[Records that describe figures]
— Begin —

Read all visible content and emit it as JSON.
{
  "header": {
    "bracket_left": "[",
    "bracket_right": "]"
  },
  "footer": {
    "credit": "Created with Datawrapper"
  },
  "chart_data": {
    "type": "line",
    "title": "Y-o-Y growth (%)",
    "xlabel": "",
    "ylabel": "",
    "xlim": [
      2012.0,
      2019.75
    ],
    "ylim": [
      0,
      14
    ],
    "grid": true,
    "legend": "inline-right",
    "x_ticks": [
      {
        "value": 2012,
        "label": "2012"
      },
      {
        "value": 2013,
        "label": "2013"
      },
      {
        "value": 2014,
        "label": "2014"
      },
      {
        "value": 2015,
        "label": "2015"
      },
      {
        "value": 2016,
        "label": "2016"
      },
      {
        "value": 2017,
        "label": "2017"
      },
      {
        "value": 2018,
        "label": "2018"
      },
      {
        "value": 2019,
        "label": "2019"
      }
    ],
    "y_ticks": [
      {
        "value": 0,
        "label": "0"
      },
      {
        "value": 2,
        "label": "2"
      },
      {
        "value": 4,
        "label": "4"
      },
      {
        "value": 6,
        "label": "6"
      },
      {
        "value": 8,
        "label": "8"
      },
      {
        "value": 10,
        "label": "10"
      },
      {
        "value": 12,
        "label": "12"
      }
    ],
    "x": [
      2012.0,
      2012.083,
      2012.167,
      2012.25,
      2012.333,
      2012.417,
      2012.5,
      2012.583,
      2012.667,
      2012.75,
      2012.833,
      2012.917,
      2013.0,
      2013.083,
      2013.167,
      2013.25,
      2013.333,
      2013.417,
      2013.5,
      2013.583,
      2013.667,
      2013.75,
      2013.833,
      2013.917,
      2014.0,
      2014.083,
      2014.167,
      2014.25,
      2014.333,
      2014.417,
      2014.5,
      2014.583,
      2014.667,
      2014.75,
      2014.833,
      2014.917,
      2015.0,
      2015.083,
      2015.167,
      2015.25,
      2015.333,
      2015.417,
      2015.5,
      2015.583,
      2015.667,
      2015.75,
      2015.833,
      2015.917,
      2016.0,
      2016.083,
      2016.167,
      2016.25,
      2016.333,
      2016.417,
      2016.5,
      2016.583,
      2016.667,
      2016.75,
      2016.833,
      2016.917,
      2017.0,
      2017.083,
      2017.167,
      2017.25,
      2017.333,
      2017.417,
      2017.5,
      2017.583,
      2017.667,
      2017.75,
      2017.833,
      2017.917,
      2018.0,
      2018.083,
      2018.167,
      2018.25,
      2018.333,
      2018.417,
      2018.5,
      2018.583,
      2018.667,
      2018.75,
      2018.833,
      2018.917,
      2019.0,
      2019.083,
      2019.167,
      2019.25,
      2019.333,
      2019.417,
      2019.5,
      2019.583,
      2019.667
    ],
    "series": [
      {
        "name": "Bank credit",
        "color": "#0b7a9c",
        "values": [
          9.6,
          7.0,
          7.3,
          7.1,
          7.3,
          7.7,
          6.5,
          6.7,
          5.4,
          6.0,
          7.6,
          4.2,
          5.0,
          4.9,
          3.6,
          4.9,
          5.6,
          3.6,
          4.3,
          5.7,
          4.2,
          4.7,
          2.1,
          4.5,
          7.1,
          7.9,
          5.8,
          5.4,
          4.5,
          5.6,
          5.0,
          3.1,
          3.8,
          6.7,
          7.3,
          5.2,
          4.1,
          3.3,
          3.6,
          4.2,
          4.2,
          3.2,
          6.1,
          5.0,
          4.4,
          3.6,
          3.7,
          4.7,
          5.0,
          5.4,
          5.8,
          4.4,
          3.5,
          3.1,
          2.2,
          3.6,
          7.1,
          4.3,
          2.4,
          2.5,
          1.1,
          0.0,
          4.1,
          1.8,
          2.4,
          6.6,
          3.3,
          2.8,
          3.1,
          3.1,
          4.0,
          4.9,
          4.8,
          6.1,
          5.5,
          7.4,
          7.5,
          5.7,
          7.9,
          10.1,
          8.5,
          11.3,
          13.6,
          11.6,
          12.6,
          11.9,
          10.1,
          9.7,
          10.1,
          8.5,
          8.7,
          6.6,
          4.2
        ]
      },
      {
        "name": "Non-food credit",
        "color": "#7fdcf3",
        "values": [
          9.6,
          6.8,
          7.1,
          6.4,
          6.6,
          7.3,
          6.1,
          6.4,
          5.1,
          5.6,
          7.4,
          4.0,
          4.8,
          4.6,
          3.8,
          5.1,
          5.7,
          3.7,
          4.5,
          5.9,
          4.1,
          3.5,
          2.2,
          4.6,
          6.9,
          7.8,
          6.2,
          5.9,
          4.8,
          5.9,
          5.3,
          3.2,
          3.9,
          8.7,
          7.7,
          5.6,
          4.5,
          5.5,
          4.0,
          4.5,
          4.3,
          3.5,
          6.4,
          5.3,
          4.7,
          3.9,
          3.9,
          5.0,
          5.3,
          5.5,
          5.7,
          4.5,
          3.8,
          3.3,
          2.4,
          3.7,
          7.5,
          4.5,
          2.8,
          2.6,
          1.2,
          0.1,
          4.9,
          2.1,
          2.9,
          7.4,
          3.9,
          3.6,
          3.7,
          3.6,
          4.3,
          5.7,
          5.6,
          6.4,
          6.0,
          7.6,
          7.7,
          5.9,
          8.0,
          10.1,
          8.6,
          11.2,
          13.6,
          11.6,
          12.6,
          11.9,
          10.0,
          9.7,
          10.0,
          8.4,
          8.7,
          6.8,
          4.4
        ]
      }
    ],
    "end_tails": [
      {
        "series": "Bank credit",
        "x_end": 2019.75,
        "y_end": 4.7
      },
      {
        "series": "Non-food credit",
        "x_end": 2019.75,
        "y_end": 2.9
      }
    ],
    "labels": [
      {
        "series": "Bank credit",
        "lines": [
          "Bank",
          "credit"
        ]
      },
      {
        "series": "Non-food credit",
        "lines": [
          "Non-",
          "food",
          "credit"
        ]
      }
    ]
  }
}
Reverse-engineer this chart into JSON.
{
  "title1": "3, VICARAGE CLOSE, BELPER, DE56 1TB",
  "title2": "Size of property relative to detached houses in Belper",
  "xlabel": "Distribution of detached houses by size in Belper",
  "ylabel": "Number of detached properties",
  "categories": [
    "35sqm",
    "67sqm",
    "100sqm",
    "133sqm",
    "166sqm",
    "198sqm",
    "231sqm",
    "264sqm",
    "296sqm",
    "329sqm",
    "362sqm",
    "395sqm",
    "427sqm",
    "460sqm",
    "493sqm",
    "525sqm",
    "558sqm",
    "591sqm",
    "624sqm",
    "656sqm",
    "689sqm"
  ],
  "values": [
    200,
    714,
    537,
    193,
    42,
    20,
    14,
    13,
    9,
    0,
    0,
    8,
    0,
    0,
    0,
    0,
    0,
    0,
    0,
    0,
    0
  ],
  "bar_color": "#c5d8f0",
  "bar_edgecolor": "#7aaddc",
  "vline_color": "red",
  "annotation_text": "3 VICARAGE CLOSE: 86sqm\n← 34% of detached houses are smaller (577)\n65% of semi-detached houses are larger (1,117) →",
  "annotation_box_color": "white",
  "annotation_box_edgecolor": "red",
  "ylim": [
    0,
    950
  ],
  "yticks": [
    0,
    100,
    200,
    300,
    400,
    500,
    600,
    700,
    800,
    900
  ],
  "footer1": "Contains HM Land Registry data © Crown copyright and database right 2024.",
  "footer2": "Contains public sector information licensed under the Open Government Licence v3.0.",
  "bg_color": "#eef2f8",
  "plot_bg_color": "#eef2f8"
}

— End —

_GIVEN PROBLEM_
Exactly reproduce every record.

_ANSWER TO THIS TASK_
Read all visible content and emit it as JSON.
{
  "header": {
    "bracket_left": "[",
    "bracket_right": "]"
  },
  "footer": {
    "credit": "Created with Datawrapper"
  },
  "chart_data": {
    "type": "line",
    "title": "Y-o-Y growth (%)",
    "xlabel": "",
    "ylabel": "",
    "xlim": [
      2012.0,
      2019.75
    ],
    "ylim": [
      0,
      14
    ],
    "grid": true,
    "legend": "inline-right",
    "x_ticks": [
      {
        "value": 2012,
        "label": "2012"
      },
      {
        "value": 2013,
        "label": "2013"
      },
      {
        "value": 2014,
        "label": "2014"
      },
      {
        "value": 2015,
        "label": "2015"
      },
      {
        "value": 2016,
        "label": "2016"
      },
      {
        "value": 2017,
        "label": "2017"
      },
      {
        "value": 2018,
        "label": "2018"
      },
      {
        "value": 2019,
        "label": "2019"
      }
    ],
    "y_ticks": [
      {
        "value": 0,
        "label": "0"
      },
      {
        "value": 2,
        "label": "2"
      },
      {
        "value": 4,
        "label": "4"
      },
      {
        "value": 6,
        "label": "6"
      },
      {
        "value": 8,
        "label": "8"
      },
      {
        "value": 10,
        "label": "10"
      },
      {
        "value": 12,
        "label": "12"
      }
    ],
    "x": [
      2012.0,
      2012.083,
      2012.167,
      2012.25,
      2012.333,
      2012.417,
      2012.5,
      2012.583,
      2012.667,
      2012.75,
      2012.833,
      2012.917,
      2013.0,
      2013.083,
      2013.167,
      2013.25,
      2013.333,
      2013.417,
      2013.5,
      2013.583,
      2013.667,
      2013.75,
      2013.833,
      2013.917,
      2014.0,
      2014.083,
      2014.167,
      2014.25,
      2014.333,
      2014.417,
      2014.5,
      2014.583,
      2014.667,
      2014.75,
      2014.833,
      2014.917,
      2015.0,
      2015.083,
      2015.167,
      2015.25,
      2015.333,
      2015.417,
      2015.5,
      2015.583,
      2015.667,
      2015.75,
      2015.833,
      2015.917,
      2016.0,
      2016.083,
      2016.167,
      2016.25,
      2016.333,
      2016.417,
      2016.5,
      2016.583,
      2016.667,
      2016.75,
      2016.833,
      2016.917,
      2017.0,
      2017.083,
      2017.167,
      2017.25,
      2017.333,
      2017.417,
      2017.5,
      2017.583,
      2017.667,
      2017.75,
      2017.833,
      2017.917,
      2018.0,
      2018.083,
      2018.167,
      2018.25,
      2018.333,
      2018.417,
      2018.5,
      2018.583,
      2018.667,
      2018.75,
      2018.833,
      2018.917,
      2019.0,
      2019.083,
      2019.167,
      2019.25,
      2019.333,
      2019.417,
      2019.5,
      2019.583,
      2019.667
    ],
    "series": [
      {
        "name": "Bank credit",
        "color": "#0b7a9c",
        "values": [
          9.6,
          7.0,
          7.3,
          7.1,
          7.3,
          7.7,
          6.5,
          6.7,
          5.4,
          6.0,
          7.6,
          4.2,
          5.0,
          4.9,
          3.6,
          4.9,
          5.6,
          3.6,
          4.3,
          5.7,
          4.2,
          4.7,
          2.1,
          4.5,
          7.1,
          7.9,
          5.8,
          5.4,
          4.5,
          5.6,
          5.0,
          3.1,
          3.8,
          6.7,
          7.3,
          5.2,
          4.1,
          3.3,
          3.6,
          4.2,
          4.2,
          3.2,
          6.1,
          5.0,
          4.4,
          3.6,
          3.7,
          4.7,
          5.0,
          5.4,
          5.8,
          4.4,
          3.5,
          3.1,
          2.2,
          3.6,
          7.1,
          4.3,
          2.4,
          2.5,
          1.1,
          0.0,
          4.1,
          1.8,
          2.4,
          6.6,
          3.3,
          2.8,
          3.1,
          3.1,
          4.0,
          4.9,
          4.8,
          6.1,
          5.5,
          7.4,
          7.5,
          5.7,
          7.9,
          10.1,
          8.5,
          11.3,
          13.6,
          11.6,
          12.6,
          11.9,
          10.1,
          9.7,
          10.1,
          8.5,
          8.7,
          6.6,
          4.2
        ]
      },
      {
        "name": "Non-food credit",
        "color": "#7fdcf3",
        "values": [
          9.6,
          6.8,
          7.1,
          6.4,
          6.6,
          7.3,
          6.1,
          6.4,
          5.1,
          5.6,
          7.4,
          4.0,
          4.8,
          4.6,
          3.8,
          5.1,
          5.7,
          3.7,
          4.5,
          5.9,
          4.1,
          3.5,
          2.2,
          4.6,
          6.9,
          7.8,
          6.2,
          5.9,
          4.8,
          5.9,
          5.3,
          3.2,
          3.9,
          8.7,
          7.7,
          5.6,
          4.5,
          5.5,
          4.0,
          4.5,
          4.3,
          3.5,
          6.4,
          5.3,
          4.7,
          3.9,
          3.9,
          5.0,
          5.3,
          5.5,
          5.7,
          4.5,
          3.8,
          3.3,
          2.4,
          3.7,
          7.5,
          4.5,
          2.8,
          2.6,
          1.2,
          0.1,
          4.9,
          2.1,
          2.9,
          7.4,
          3.9,
          3.6,
          3.7,
          3.6,
          4.3,
          5.7,
          5.6,
          6.4,
          6.0,
          7.6,
          7.7,
          5.9,
          8.0,
          10.1,
          8.6,
          11.2,
          13.6,
          11.6,
          12.6,
          11.9,
          10.0,
          9.7,
          10.0,
          8.4,
          8.7,
          6.8,
          4.4
        ]
      }
    ],
    "end_tails": [
      {
        "series": "Bank credit",
        "x_end": 2019.75,
        "y_end": 4.7
      },
      {
        "series": "Non-food credit",
        "x_end": 2019.75,
        "y_end": 2.9
      }
    ],
    "labels": [
      {
        "series": "Bank credit",
        "lines": [
          "Bank",
          "credit"
        ]
      },
      {
        "series": "Non-food credit",
        "lines": [
          "Non-",
          "food",
          "credit"
        ]
      }
    ]
  }
}
Reverse-engineer this chart into JSON.
{
  "title1": "3, VICARAGE CLOSE, BELPER, DE56 1TB",
  "title2": "Size of property relative to detached houses in Belper",
  "xlabel": "Distribution of detached houses by size in Belper",
  "ylabel": "Number of detached properties",
  "categories": [
    "35sqm",
    "67sqm",
    "100sqm",
    "133sqm",
    "166sqm",
    "198sqm",
    "231sqm",
    "264sqm",
    "296sqm",
    "329sqm",
    "362sqm",
    "395sqm",
    "427sqm",
    "460sqm",
    "493sqm",
    "525sqm",
    "558sqm",
    "591sqm",
    "624sqm",
    "656sqm",
    "689sqm"
  ],
  "values": [
    200,
    714,
    537,
    193,
    42,
    20,
    14,
    13,
    9,
    0,
    0,
    8,
    0,
    0,
    0,
    0,
    0,
    0,
    0,
    0,
    0
  ],
  "bar_color": "#c5d8f0",
  "bar_edgecolor": "#7aaddc",
  "vline_color": "red",
  "annotation_text": "3 VICARAGE CLOSE: 86sqm\n← 34% of detached houses are smaller (577)\n65% of semi-detached houses are larger (1,117) →",
  "annotation_box_color": "white",
  "annotation_box_edgecolor": "red",
  "ylim": [
    0,
    950
  ],
  "yticks": [
    0,
    100,
    200,
    300,
    400,
    500,
    600,
    700,
    800,
    900
  ],
  "footer1": "Contains HM Land Registry data © Crown copyright and database right 2024.",
  "footer2": "Contains public sector information licensed under the Open Government Licence v3.0.",
  "bg_color": "#eef2f8",
  "plot_bg_color": "#eef2f8"
}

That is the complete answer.